■ **Work to complete**: Repeat every line exactly, keeping the pictures out of the copy.

====== Raw data

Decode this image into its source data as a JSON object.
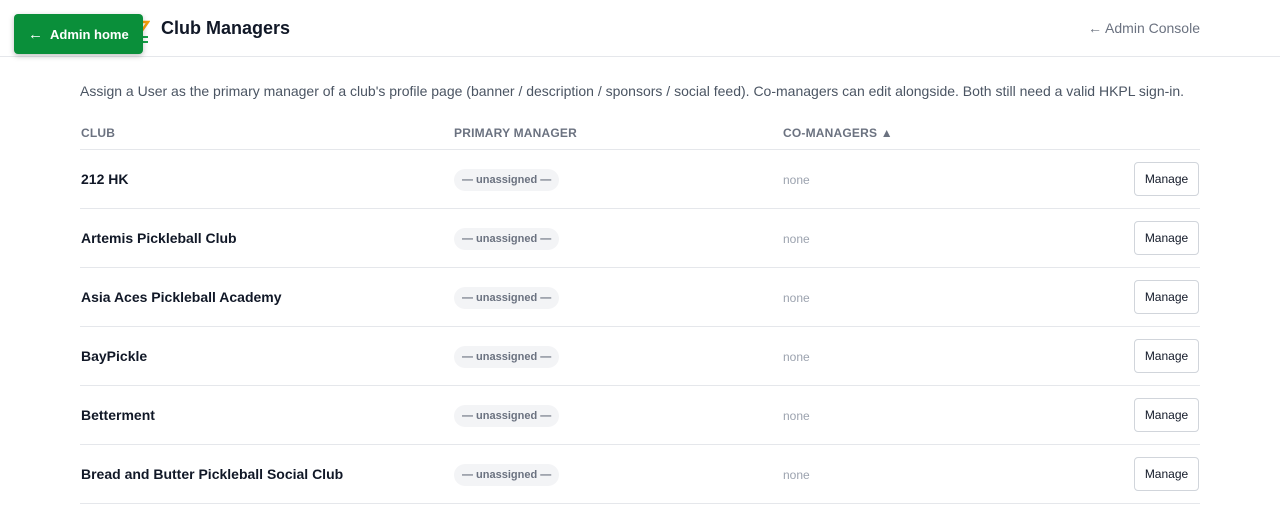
{
  "header": {
    "title": "Club Managers",
    "console_link": "← Admin Console"
  },
  "admin_home": {
    "arrow": "←",
    "label": "Admin home",
    "color": "#0a8f3a"
  },
  "intro": "Assign a User as the primary manager of a club's profile page (banner / description / sponsors / social feed). Co-managers can edit alongside. Both still need a valid HKPL sign-in.",
  "table": {
    "columns": {
      "club": "CLUB",
      "primary": "PRIMARY MANAGER",
      "co": "CO-MANAGERS ▲"
    },
    "rows": [
      {
        "club": "212 HK",
        "primary": "— unassigned —",
        "co": "none",
        "action": "Manage"
      },
      {
        "club": "Artemis Pickleball Club",
        "primary": "— unassigned —",
        "co": "none",
        "action": "Manage"
      },
      {
        "club": "Asia Aces Pickleball Academy",
        "primary": "— unassigned —",
        "co": "none",
        "action": "Manage"
      },
      {
        "club": "BayPickle",
        "primary": "— unassigned —",
        "co": "none",
        "action": "Manage"
      },
      {
        "club": "Betterment",
        "primary": "— unassigned —",
        "co": "none",
        "action": "Manage"
      },
      {
        "club": "Bread and Butter Pickleball Social Club",
        "primary": "— unassigned —",
        "co": "none",
        "action": "Manage"
      }
    ]
  }
}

============

■ **Solution**:
Decode this image into its source data as a JSON object.
{
  "header": {
    "title": "Club Managers",
    "console_link": "← Admin Console"
  },
  "admin_home": {
    "arrow": "←",
    "label": "Admin home",
    "color": "#0a8f3a"
  },
  "intro": "Assign a User as the primary manager of a club's profile page (banner / description / sponsors / social feed). Co-managers can edit alongside. Both still need a valid HKPL sign-in.",
  "table": {
    "columns": {
      "club": "CLUB",
      "primary": "PRIMARY MANAGER",
      "co": "CO-MANAGERS ▲"
    },
    "rows": [
      {
        "club": "212 HK",
        "primary": "— unassigned —",
        "co": "none",
        "action": "Manage"
      },
      {
        "club": "Artemis Pickleball Club",
        "primary": "— unassigned —",
        "co": "none",
        "action": "Manage"
      },
      {
        "club": "Asia Aces Pickleball Academy",
        "primary": "— unassigned —",
        "co": "none",
        "action": "Manage"
      },
      {
        "club": "BayPickle",
        "primary": "— unassigned —",
        "co": "none",
        "action": "Manage"
      },
      {
        "club": "Betterment",
        "primary": "— unassigned —",
        "co": "none",
        "action": "Manage"
      },
      {
        "club": "Bread and Butter Pickleball Social Club",
        "primary": "— unassigned —",
        "co": "none",
        "action": "Manage"
      }
    ]
  }
}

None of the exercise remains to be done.